**PROBLEM TO SOLVE**
Transcribe the entries exactly; images are not part of the copy.

**EXERCISE INPUTS**
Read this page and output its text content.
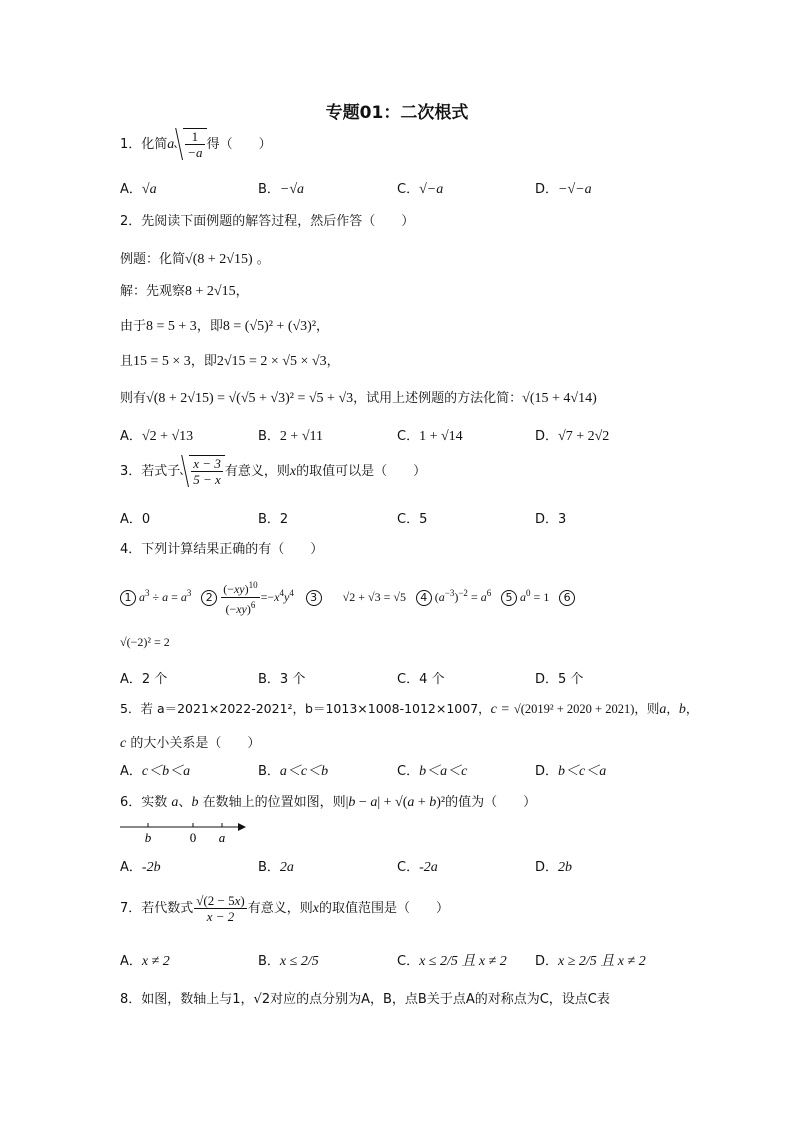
专题01：二次根式
1．化简a $\frac{1}{-a}$ 得（　　）
A．√a	B．−√a	C．√−a	D．−√−a
2．先阅读下面例题的解答过程，然后作答（　　）
例题：化简√(8 + 2√15) 。
解：先观察8 + 2√15，
由于8 = 5 + 3，即8 = (√5)² + (√3)²，
且15 = 5 × 3，即2√15 = 2 × √5 × √3，
则有√(8 + 2√15) = √(√5 + √3)² = √5 + √3，试用上述例题的方法化简：√(15 + 4√14)
A．√2 + √13	B．2 + √11	C．1 + √14	D．√7 + 2√2
3．若式子 $\frac{x - 3}{5 - x}$ 有意义，则x的取值可以是（　　）
A．0	B．2	C．5	D．3
4．下列计算结果正确的有（　　）
1 $a^3 \div a = a^3$ $2 \frac{(-xy)^{10}}{(-xy)^6} =-x^4y^4$ 3 √2 + √3 = √5 4 $(a^{-3})^{-2} = a^6$ 5 $a^0 = 1$ 6
√(−2)² = 2
A．2 个	B．3 个	C．4 个	D．5 个
5．若 a＝2021×2022-2021²，b＝1013×1008-1012×1007，c = √(2019² + 2020 + 2021)，则a，b，
c 的大小关系是（　　）
A．c＜b＜a	B．a＜c＜b	C．b＜a＜c	D．b＜c＜a
6．实数 a、b 在数轴上的位置如图，则|b − a| + √(a + b)²的值为（　　）
b	0 a
A．-2b	B．2a	C．-2a	D．2b
7．若代数式 $\frac{√(2 - 5x)}{x - 2}$ 有意义，则x的取值范围是（　　）
A．x ≠ 2	B．x ≤ 2/5	C．x ≤ 2/5 且 x ≠ 2 D．x ≥ 2/5 且 x ≠ 2
8．如图，数轴上与1，√2对应的点分别为A，B，点B关于点A的对称点为C，设点C表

**THE RESPONSE**
Read this page and output its text content.
专题01：二次根式
1．化简a $\frac{1}{-a}$ 得（　　）
A．√a	B．−√a	C．√−a	D．−√−a
2．先阅读下面例题的解答过程，然后作答（　　）
例题：化简√(8 + 2√15) 。
解：先观察8 + 2√15，
由于8 = 5 + 3，即8 = (√5)² + (√3)²，
且15 = 5 × 3，即2√15 = 2 × √5 × √3，
则有√(8 + 2√15) = √(√5 + √3)² = √5 + √3，试用上述例题的方法化简：√(15 + 4√14)
A．√2 + √13	B．2 + √11	C．1 + √14	D．√7 + 2√2
3．若式子 $\frac{x - 3}{5 - x}$ 有意义，则x的取值可以是（　　）
A．0	B．2	C．5	D．3
4．下列计算结果正确的有（　　）
1 $a^3 \div a = a^3$ $2 \frac{(-xy)^{10}}{(-xy)^6} =-x^4y^4$ 3 √2 + √3 = √5 4 $(a^{-3})^{-2} = a^6$ 5 $a^0 = 1$ 6
√(−2)² = 2
A．2 个	B．3 个	C．4 个	D．5 个
5．若 a＝2021×2022-2021²，b＝1013×1008-1012×1007，c = √(2019² + 2020 + 2021)，则a，b，
c 的大小关系是（　　）
A．c＜b＜a	B．a＜c＜b	C．b＜a＜c	D．b＜c＜a
6．实数 a、b 在数轴上的位置如图，则|b − a| + √(a + b)²的值为（　　）
b	0 a
A．-2b	B．2a	C．-2a	D．2b
7．若代数式 $\frac{√(2 - 5x)}{x - 2}$ 有意义，则x的取值范围是（　　）
A．x ≠ 2	B．x ≤ 2/5	C．x ≤ 2/5 且 x ≠ 2 D．x ≥ 2/5 且 x ≠ 2
8．如图，数轴上与1，√2对应的点分别为A，B，点B关于点A的对称点为C，设点C表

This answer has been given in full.